**Dataset records**
= = = =
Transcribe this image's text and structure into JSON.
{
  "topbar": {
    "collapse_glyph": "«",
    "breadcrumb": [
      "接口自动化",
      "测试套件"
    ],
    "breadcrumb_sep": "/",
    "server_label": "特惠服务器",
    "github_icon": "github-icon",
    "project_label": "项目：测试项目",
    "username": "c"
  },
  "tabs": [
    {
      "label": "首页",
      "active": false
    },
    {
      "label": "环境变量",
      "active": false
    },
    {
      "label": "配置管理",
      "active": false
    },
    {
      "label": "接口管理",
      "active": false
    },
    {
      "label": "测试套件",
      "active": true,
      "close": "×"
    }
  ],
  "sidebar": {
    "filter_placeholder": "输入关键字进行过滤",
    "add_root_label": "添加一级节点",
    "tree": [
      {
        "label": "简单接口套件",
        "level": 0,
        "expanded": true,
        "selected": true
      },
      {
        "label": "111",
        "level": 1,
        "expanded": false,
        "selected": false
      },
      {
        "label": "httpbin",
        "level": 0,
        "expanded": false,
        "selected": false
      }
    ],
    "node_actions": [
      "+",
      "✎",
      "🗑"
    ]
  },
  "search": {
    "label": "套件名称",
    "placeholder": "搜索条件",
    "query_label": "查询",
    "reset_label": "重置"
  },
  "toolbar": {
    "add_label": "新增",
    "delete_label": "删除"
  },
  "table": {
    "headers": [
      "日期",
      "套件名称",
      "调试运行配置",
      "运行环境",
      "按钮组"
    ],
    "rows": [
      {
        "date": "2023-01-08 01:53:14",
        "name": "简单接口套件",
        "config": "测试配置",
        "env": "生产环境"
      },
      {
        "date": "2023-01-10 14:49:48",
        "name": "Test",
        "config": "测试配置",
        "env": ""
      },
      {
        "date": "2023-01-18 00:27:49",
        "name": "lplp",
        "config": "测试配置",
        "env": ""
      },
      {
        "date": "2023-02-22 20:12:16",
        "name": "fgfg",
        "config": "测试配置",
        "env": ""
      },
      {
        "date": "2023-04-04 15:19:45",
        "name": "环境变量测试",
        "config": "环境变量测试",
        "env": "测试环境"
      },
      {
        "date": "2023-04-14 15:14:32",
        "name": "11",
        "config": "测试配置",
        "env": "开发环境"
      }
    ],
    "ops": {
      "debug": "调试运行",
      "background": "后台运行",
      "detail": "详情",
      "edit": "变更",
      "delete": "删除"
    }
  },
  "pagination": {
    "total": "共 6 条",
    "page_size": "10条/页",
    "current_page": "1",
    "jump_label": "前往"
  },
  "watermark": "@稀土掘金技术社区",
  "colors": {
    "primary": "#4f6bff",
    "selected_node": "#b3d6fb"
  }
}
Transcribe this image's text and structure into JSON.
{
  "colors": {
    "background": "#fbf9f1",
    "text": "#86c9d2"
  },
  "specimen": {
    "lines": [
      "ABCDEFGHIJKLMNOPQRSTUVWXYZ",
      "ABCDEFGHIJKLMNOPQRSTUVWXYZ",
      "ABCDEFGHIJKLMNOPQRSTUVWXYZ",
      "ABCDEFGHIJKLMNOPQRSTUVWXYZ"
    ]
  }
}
= = = =
**Instructions to follow**
Transcribe all lines as written.

**Exercise answer**
Transcribe this image's text and structure into JSON.
{
  "topbar": {
    "collapse_glyph": "«",
    "breadcrumb": [
      "接口自动化",
      "测试套件"
    ],
    "breadcrumb_sep": "/",
    "server_label": "特惠服务器",
    "github_icon": "github-icon",
    "project_label": "项目：测试项目",
    "username": "c"
  },
  "tabs": [
    {
      "label": "首页",
      "active": false
    },
    {
      "label": "环境变量",
      "active": false
    },
    {
      "label": "配置管理",
      "active": false
    },
    {
      "label": "接口管理",
      "active": false
    },
    {
      "label": "测试套件",
      "active": true,
      "close": "×"
    }
  ],
  "sidebar": {
    "filter_placeholder": "输入关键字进行过滤",
    "add_root_label": "添加一级节点",
    "tree": [
      {
        "label": "简单接口套件",
        "level": 0,
        "expanded": true,
        "selected": true
      },
      {
        "label": "111",
        "level": 1,
        "expanded": false,
        "selected": false
      },
      {
        "label": "httpbin",
        "level": 0,
        "expanded": false,
        "selected": false
      }
    ],
    "node_actions": [
      "+",
      "✎",
      "🗑"
    ]
  },
  "search": {
    "label": "套件名称",
    "placeholder": "搜索条件",
    "query_label": "查询",
    "reset_label": "重置"
  },
  "toolbar": {
    "add_label": "新增",
    "delete_label": "删除"
  },
  "table": {
    "headers": [
      "日期",
      "套件名称",
      "调试运行配置",
      "运行环境",
      "按钮组"
    ],
    "rows": [
      {
        "date": "2023-01-08 01:53:14",
        "name": "简单接口套件",
        "config": "测试配置",
        "env": "生产环境"
      },
      {
        "date": "2023-01-10 14:49:48",
        "name": "Test",
        "config": "测试配置",
        "env": ""
      },
      {
        "date": "2023-01-18 00:27:49",
        "name": "lplp",
        "config": "测试配置",
        "env": ""
      },
      {
        "date": "2023-02-22 20:12:16",
        "name": "fgfg",
        "config": "测试配置",
        "env": ""
      },
      {
        "date": "2023-04-04 15:19:45",
        "name": "环境变量测试",
        "config": "环境变量测试",
        "env": "测试环境"
      },
      {
        "date": "2023-04-14 15:14:32",
        "name": "11",
        "config": "测试配置",
        "env": "开发环境"
      }
    ],
    "ops": {
      "debug": "调试运行",
      "background": "后台运行",
      "detail": "详情",
      "edit": "变更",
      "delete": "删除"
    }
  },
  "pagination": {
    "total": "共 6 条",
    "page_size": "10条/页",
    "current_page": "1",
    "jump_label": "前往"
  },
  "watermark": "@稀土掘金技术社区",
  "colors": {
    "primary": "#4f6bff",
    "selected_node": "#b3d6fb"
  }
}
Transcribe this image's text and structure into JSON.
{
  "colors": {
    "background": "#fbf9f1",
    "text": "#86c9d2"
  },
  "specimen": {
    "lines": [
      "ABCDEFGHIJKLMNOPQRSTUVWXYZ",
      "ABCDEFGHIJKLMNOPQRSTUVWXYZ",
      "ABCDEFGHIJKLMNOPQRSTUVWXYZ",
      "ABCDEFGHIJKLMNOPQRSTUVWXYZ"
    ]
  }
}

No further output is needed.